__ITEMS__:

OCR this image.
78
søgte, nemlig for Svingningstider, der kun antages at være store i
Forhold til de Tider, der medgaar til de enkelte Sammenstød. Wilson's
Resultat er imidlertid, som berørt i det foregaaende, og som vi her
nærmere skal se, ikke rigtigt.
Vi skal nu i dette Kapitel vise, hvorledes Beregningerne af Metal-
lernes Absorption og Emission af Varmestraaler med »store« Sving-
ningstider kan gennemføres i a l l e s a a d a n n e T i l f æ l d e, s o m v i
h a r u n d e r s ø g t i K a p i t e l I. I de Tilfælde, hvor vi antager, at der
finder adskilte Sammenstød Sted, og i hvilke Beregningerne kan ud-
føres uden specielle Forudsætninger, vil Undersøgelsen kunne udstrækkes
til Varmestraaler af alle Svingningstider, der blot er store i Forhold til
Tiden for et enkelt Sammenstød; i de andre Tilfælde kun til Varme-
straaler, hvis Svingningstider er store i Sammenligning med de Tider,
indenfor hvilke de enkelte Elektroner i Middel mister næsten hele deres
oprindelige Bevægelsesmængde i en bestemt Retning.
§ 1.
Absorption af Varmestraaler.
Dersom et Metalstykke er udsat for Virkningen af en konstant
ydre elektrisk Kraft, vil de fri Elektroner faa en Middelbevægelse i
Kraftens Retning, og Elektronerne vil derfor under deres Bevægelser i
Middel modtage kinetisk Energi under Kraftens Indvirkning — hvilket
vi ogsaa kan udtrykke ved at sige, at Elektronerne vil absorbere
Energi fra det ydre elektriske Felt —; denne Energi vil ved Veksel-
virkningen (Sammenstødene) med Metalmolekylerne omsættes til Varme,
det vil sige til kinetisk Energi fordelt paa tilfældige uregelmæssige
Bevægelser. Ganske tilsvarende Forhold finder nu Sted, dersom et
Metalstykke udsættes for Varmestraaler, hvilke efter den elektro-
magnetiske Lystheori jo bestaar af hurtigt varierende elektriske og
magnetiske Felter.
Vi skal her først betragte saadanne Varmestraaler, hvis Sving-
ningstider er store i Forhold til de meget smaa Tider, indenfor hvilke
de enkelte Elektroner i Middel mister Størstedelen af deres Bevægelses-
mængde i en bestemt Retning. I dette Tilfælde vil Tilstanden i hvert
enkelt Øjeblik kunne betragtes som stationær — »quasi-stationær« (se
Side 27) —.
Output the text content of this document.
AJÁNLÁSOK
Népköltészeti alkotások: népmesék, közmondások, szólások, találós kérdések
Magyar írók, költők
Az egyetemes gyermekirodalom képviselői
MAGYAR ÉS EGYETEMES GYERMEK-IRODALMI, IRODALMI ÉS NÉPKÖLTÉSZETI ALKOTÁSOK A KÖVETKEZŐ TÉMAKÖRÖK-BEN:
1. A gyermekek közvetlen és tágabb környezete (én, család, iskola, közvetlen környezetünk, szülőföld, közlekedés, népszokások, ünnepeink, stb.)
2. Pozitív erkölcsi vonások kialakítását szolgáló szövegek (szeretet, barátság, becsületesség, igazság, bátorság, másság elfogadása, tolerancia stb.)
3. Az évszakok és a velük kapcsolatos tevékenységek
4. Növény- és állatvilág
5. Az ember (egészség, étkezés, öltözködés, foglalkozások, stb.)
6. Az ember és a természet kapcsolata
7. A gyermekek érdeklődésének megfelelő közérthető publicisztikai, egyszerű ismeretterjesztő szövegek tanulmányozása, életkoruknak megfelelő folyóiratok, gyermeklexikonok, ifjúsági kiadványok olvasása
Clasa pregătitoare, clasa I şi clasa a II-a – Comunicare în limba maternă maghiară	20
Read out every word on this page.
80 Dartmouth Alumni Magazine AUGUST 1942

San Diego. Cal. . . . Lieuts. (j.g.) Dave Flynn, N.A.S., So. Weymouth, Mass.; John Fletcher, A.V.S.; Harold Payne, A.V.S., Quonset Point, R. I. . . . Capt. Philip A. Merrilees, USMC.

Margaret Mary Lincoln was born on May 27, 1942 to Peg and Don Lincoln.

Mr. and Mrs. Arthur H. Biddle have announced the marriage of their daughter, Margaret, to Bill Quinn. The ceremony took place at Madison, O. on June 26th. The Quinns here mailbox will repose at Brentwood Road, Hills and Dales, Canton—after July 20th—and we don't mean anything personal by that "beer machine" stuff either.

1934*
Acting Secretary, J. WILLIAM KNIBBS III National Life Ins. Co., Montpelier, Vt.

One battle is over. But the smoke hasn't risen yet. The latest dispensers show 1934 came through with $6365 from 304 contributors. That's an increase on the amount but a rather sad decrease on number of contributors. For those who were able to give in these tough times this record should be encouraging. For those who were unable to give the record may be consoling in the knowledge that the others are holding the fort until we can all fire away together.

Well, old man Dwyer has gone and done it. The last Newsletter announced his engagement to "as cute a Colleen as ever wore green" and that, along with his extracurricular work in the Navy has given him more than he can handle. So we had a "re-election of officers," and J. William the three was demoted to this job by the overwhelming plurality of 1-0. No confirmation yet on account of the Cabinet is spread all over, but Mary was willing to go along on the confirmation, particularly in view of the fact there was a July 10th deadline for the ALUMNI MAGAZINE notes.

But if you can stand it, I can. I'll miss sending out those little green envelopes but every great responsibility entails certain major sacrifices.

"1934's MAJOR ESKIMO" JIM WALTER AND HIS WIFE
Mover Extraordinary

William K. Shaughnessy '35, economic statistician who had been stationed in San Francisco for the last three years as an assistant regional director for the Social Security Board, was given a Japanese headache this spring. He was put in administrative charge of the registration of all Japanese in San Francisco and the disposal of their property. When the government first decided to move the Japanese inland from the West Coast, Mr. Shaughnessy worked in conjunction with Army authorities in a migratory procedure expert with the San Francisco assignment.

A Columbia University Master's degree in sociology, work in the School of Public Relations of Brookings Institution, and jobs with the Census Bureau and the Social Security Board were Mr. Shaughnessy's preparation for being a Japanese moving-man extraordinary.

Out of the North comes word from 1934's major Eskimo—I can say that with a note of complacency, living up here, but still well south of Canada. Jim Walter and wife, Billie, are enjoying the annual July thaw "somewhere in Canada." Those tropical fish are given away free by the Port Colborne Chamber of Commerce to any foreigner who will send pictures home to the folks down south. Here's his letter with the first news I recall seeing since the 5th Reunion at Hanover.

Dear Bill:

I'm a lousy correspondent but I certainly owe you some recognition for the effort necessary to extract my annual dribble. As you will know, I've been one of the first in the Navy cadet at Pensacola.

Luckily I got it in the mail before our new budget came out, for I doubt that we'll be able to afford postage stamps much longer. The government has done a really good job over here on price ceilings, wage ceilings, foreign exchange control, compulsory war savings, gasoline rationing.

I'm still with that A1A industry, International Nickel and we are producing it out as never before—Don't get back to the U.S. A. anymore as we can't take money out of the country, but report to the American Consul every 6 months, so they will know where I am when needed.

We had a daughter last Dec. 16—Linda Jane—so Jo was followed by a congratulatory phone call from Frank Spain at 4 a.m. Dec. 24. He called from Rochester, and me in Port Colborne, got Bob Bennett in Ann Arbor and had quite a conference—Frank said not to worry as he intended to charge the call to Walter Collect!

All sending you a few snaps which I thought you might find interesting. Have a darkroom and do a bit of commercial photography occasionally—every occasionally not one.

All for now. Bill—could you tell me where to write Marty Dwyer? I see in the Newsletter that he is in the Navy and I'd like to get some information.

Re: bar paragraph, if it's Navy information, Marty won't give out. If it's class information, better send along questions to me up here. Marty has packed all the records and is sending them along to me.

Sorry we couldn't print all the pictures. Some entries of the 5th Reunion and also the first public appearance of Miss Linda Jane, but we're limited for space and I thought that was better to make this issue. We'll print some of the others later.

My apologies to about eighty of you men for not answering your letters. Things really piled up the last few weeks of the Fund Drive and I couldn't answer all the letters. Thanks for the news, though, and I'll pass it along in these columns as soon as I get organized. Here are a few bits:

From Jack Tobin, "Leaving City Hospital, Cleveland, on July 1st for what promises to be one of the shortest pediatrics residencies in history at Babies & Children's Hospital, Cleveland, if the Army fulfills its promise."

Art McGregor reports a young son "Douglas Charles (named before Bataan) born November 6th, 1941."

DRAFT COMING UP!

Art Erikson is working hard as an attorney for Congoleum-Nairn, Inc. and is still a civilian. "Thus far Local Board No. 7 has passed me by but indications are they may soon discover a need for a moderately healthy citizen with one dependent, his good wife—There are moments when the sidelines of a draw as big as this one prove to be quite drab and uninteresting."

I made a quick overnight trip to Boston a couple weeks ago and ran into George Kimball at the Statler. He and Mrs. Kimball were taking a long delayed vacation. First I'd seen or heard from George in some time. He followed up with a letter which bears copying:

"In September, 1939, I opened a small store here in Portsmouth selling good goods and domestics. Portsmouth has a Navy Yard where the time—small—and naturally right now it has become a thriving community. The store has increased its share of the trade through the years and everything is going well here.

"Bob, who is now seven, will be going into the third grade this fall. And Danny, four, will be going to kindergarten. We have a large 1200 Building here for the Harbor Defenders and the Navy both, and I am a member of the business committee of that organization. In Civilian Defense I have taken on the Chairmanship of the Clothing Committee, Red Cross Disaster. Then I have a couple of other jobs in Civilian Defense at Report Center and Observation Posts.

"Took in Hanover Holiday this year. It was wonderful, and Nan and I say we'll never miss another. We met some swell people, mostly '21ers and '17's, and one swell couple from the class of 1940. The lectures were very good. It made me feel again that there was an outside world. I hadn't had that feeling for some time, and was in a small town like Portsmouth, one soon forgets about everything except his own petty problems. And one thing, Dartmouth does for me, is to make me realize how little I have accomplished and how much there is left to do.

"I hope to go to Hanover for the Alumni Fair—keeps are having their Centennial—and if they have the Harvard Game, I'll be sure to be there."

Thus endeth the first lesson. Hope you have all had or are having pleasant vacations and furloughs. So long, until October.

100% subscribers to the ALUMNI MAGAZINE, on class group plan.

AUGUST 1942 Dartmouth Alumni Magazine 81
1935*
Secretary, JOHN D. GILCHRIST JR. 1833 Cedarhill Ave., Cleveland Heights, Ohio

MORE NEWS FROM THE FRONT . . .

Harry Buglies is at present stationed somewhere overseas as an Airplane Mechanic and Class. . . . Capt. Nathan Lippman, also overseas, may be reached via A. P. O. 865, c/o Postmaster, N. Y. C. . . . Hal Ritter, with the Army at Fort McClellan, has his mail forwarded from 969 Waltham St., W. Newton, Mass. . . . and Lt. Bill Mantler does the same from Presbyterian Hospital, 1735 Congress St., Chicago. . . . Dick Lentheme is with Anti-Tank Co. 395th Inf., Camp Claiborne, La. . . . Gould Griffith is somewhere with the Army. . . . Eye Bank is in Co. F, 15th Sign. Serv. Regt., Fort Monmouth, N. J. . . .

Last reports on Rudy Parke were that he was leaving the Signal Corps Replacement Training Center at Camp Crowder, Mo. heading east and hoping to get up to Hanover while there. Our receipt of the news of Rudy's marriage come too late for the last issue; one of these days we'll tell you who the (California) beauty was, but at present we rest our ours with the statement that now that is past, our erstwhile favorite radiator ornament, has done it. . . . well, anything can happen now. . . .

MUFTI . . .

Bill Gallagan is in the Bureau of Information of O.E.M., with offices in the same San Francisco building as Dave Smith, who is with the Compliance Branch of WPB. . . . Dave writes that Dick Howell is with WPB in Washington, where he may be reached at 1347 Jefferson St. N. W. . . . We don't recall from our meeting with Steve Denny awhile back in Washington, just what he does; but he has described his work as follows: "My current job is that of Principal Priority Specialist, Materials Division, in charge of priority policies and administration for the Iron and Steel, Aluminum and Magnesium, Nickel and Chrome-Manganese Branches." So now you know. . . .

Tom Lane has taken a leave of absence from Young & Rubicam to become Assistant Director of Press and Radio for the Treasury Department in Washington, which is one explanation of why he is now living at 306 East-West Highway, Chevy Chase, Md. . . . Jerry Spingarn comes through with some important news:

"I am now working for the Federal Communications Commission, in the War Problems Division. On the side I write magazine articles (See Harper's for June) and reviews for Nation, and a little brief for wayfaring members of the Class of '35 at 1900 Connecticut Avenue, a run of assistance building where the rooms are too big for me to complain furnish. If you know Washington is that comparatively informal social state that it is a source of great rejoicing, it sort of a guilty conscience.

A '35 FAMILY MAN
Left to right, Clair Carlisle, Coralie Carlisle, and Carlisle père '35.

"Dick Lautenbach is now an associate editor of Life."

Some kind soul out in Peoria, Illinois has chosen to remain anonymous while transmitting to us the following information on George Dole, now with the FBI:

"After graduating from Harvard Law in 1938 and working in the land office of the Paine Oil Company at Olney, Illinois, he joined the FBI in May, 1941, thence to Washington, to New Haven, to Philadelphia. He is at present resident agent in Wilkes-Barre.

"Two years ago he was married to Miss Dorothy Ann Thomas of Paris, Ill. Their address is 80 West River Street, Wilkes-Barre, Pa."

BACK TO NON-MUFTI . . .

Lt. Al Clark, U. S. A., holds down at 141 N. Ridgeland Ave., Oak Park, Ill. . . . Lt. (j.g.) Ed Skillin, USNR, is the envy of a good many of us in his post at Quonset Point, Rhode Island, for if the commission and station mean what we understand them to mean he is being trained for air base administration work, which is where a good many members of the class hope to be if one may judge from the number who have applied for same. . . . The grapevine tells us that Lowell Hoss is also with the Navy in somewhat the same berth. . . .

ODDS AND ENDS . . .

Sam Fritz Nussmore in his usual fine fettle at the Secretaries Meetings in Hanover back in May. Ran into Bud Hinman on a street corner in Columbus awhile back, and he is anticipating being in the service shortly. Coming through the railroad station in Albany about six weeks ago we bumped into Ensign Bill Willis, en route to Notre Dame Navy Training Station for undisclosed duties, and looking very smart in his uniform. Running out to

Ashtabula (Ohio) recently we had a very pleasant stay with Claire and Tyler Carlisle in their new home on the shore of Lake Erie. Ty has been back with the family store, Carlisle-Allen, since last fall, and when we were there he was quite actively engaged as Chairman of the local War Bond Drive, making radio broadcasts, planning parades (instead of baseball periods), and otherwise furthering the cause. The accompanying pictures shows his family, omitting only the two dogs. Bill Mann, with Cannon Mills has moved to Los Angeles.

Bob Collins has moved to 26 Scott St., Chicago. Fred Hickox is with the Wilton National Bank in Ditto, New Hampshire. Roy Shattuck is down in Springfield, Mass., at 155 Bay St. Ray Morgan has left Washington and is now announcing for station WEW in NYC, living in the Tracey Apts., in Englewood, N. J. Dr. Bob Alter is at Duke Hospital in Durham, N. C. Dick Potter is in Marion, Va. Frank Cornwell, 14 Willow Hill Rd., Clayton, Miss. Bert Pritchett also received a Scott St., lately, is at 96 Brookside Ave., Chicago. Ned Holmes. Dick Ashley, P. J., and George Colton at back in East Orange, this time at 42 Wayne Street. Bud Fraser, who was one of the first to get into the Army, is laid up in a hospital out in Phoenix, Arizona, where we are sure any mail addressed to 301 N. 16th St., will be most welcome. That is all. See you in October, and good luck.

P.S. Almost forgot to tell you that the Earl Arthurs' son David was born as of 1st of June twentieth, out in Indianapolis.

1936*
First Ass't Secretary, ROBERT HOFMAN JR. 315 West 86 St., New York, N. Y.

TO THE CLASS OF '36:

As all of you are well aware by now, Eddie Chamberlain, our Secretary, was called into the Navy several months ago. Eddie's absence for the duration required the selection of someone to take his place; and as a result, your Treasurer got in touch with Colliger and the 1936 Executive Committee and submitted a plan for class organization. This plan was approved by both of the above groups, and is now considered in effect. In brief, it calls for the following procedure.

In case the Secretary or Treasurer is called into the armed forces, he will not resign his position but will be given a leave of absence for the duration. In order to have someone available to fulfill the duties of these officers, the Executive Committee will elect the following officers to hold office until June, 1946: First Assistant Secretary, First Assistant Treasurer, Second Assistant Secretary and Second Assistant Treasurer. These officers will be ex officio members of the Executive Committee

__EXERCISE OBJECTIVE__:
From the listing above, copy out each line where the word "Varmestraaler" appears.

__ANSWER TO THIS PROBLEM__:
lernes Absorption og Emission af Varmestraaler med »store« Sving-
til Varmestraaler af alle Svingningstider, der blot er store i Forhold til
Absorption af Varmestraaler.
Metalstykke udsættes for Varmestraaler, hvilke efter den elektro-
Vi skal her først betragte saadanne Varmestraaler, hvis Sving-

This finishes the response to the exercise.